-- start --

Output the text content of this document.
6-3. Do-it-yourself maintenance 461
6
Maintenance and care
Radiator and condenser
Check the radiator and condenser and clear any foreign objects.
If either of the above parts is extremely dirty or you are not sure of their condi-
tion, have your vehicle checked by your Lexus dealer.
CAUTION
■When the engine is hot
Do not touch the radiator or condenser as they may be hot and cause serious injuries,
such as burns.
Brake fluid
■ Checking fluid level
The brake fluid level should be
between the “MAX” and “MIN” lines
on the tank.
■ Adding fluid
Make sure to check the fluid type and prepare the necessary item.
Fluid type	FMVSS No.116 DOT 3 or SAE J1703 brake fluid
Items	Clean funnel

-- end --
-- start --

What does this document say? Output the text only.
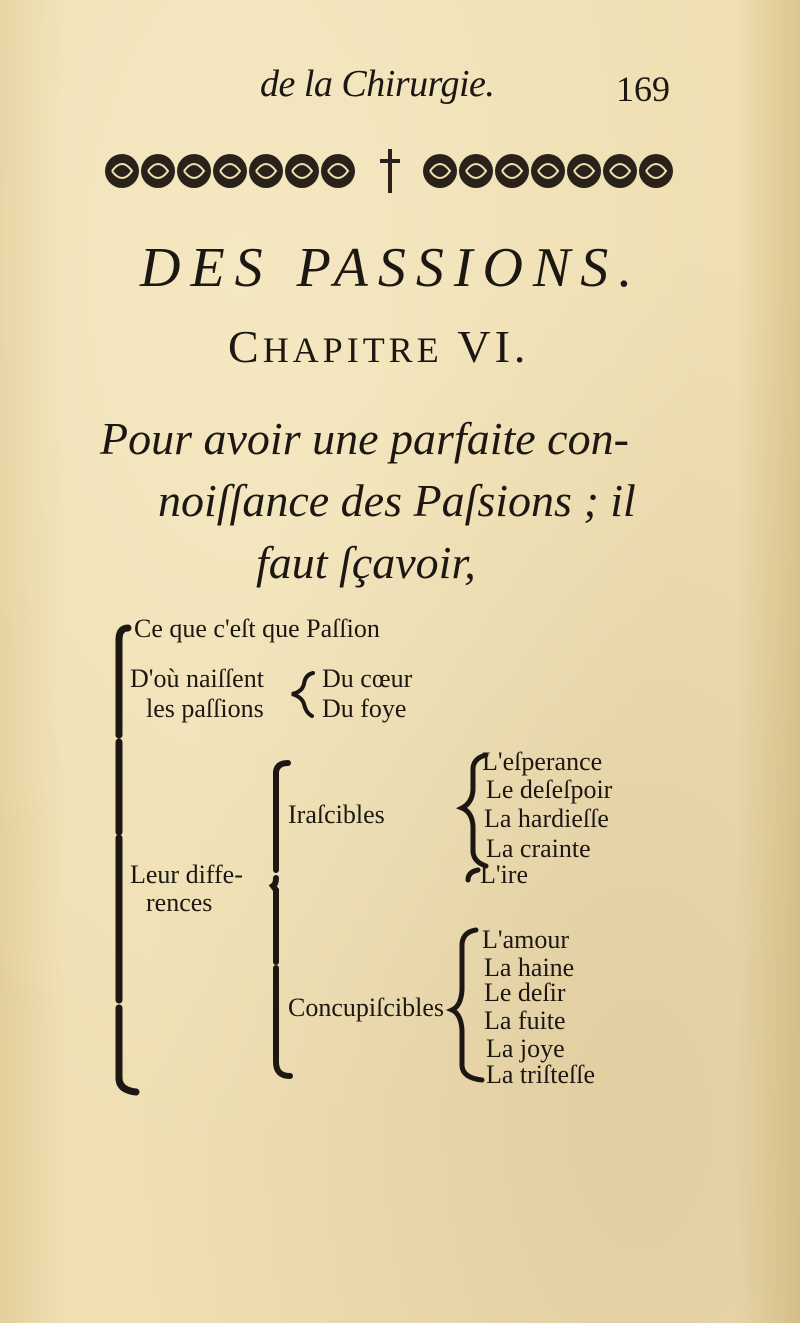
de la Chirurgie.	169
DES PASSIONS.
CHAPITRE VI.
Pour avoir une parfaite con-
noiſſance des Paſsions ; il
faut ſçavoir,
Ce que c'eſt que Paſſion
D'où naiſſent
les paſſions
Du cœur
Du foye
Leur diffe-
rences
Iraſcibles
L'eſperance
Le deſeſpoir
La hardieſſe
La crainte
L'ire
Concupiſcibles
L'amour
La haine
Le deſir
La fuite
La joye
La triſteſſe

-- end --
-- start --

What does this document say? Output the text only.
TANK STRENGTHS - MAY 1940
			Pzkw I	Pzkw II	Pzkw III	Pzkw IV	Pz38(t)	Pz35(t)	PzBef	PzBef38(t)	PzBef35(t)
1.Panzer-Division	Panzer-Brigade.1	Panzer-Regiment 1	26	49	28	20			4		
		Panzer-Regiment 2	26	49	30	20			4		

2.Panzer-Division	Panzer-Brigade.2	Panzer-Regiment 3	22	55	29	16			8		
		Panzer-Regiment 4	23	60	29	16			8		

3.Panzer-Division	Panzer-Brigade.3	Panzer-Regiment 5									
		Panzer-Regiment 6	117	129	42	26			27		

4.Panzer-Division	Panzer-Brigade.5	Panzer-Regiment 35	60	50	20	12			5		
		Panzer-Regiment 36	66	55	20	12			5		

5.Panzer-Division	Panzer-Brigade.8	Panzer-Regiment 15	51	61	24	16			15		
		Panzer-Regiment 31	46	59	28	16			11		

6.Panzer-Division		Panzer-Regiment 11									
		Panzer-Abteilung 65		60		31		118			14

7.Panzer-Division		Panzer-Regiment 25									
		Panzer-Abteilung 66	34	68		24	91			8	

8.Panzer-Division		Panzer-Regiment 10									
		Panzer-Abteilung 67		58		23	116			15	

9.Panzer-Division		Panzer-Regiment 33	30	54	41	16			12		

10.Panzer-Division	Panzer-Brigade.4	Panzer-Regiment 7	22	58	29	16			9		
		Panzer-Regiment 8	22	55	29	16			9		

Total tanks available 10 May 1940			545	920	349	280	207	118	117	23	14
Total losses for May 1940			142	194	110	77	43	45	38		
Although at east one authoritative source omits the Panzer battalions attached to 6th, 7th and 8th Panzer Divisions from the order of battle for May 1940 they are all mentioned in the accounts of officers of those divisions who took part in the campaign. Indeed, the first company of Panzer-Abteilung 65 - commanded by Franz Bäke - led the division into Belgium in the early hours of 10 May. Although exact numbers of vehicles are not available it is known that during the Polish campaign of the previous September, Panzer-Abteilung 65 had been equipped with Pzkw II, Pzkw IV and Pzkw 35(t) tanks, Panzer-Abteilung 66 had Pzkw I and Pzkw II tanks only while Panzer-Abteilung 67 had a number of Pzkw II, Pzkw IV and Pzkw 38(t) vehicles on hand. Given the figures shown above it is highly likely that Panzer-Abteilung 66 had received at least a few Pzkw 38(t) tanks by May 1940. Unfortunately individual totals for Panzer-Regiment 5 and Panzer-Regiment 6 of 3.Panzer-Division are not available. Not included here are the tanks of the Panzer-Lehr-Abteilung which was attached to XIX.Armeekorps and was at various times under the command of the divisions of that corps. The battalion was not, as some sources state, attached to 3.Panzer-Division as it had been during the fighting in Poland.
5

-- end --

Select and copy every line from the records that includes the word "level".

- **Written answer**
■ Checking fluid level
The brake fluid level should be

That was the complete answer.